_Written request_
In how many lines of the data does the word "name" appear? Give the number by itself.

════

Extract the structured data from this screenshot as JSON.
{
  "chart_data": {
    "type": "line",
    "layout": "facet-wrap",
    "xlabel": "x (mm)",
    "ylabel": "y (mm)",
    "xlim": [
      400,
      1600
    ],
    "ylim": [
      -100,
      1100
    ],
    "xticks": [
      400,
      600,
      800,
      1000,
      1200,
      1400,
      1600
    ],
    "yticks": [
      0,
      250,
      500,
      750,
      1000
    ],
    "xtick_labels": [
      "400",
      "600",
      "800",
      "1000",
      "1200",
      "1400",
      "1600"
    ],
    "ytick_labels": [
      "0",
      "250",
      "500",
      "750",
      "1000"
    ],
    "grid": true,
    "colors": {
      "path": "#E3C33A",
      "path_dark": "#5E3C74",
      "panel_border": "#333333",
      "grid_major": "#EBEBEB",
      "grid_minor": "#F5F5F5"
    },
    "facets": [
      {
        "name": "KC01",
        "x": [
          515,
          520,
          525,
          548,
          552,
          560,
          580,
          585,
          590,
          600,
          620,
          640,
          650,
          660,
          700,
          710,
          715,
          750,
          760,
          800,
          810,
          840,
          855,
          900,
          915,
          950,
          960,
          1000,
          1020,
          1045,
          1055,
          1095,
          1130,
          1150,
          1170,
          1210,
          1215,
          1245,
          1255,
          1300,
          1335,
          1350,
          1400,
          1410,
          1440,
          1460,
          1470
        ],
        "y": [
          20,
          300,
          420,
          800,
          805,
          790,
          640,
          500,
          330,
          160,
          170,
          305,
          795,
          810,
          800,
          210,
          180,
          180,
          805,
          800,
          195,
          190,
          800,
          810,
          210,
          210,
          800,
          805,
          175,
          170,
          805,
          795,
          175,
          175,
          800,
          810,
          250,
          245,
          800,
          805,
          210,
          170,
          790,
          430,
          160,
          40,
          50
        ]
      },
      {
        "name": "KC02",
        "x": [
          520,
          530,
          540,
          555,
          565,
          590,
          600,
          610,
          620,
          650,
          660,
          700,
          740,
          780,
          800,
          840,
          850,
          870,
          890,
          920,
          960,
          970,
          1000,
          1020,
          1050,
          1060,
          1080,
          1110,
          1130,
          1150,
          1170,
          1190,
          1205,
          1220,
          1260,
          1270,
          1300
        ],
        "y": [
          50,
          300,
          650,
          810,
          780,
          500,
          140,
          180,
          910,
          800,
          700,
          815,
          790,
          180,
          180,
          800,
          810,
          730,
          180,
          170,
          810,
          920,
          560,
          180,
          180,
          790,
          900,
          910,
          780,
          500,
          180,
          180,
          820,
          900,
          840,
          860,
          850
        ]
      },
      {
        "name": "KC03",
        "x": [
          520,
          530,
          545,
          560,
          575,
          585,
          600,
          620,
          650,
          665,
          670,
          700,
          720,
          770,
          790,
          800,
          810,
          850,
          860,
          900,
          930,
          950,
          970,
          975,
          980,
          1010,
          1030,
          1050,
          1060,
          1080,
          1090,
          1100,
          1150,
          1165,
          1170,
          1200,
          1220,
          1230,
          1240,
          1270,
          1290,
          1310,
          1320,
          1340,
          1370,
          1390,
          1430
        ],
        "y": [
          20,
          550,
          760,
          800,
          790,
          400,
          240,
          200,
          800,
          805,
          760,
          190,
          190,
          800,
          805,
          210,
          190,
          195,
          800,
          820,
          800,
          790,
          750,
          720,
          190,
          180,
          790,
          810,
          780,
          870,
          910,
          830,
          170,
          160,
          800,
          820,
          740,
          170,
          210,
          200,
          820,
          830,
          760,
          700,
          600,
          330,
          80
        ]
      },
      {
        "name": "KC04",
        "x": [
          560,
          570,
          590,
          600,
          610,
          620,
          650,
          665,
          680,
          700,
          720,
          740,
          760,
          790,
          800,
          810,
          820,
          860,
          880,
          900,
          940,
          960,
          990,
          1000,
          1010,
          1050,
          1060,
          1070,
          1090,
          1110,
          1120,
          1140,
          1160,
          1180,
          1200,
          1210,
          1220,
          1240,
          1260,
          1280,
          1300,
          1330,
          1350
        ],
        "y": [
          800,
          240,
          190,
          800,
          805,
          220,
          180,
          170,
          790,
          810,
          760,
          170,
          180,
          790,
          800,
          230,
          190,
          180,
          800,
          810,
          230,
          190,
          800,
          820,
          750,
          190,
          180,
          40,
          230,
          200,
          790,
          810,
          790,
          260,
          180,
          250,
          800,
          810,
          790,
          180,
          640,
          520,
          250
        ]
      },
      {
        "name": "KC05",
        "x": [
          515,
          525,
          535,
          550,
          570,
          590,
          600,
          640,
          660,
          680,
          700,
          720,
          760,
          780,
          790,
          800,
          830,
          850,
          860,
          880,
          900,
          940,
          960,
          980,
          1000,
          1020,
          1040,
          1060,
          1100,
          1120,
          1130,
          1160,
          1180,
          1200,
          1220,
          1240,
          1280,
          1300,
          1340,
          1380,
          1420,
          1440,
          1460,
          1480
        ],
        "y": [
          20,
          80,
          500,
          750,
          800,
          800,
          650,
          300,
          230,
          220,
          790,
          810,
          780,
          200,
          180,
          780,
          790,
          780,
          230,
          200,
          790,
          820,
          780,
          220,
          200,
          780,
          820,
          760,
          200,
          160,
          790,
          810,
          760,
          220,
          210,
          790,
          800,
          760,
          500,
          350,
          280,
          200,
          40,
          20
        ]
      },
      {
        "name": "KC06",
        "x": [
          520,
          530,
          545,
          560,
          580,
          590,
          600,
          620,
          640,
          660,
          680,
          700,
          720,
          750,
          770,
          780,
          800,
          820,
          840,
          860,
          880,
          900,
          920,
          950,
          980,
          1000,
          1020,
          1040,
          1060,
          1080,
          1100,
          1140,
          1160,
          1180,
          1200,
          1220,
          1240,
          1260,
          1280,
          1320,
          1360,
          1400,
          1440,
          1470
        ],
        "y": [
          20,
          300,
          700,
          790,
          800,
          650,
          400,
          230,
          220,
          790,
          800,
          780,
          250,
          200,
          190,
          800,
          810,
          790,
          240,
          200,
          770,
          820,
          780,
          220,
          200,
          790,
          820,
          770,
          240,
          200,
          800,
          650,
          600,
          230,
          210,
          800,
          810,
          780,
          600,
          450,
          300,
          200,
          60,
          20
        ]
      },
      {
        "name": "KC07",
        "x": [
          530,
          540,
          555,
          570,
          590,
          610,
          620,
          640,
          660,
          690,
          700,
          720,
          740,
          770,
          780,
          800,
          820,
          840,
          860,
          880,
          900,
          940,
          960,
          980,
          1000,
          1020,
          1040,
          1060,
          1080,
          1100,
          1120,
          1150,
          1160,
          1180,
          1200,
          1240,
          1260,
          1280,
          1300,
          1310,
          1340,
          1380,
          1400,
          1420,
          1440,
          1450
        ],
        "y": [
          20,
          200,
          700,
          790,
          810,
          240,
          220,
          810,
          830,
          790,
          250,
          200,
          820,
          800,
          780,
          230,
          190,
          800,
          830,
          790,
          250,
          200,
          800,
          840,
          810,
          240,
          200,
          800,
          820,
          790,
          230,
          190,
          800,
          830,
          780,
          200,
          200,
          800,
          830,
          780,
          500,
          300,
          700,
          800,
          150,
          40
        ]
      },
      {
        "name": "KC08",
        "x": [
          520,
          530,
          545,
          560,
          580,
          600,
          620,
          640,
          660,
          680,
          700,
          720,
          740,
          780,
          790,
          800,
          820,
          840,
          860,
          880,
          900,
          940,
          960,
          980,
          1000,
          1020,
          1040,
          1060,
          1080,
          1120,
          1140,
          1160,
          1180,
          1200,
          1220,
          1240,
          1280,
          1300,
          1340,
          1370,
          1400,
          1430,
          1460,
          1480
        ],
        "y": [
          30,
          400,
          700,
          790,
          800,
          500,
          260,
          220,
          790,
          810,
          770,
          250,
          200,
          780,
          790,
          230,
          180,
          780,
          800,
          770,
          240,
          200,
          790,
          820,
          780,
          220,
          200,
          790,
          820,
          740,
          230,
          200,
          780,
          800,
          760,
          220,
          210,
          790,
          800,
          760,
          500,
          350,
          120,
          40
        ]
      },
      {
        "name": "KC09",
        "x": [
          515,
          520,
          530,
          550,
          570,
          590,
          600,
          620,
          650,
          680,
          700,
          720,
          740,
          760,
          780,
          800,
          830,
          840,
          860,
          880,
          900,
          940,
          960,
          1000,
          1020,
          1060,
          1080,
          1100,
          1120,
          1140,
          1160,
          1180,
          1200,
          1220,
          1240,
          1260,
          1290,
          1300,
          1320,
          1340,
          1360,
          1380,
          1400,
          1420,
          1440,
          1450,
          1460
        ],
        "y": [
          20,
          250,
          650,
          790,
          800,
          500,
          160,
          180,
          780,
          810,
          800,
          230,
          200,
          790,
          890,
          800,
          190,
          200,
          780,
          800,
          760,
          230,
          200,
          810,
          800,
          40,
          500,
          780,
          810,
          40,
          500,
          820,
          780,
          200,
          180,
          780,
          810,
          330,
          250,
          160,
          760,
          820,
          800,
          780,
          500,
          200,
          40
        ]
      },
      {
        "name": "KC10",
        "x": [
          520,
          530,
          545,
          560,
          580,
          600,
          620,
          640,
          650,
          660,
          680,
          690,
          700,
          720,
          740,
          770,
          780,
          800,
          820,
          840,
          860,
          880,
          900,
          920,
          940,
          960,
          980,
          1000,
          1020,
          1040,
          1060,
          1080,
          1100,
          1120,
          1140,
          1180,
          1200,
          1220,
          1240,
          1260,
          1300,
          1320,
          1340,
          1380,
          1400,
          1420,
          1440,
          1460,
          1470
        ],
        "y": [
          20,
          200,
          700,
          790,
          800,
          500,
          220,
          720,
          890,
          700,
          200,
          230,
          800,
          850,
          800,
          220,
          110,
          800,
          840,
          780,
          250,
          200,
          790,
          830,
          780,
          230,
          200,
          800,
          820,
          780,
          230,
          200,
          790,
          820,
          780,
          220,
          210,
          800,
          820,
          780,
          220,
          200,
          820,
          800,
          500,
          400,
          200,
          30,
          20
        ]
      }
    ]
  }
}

════

_Solution to the exercise_
10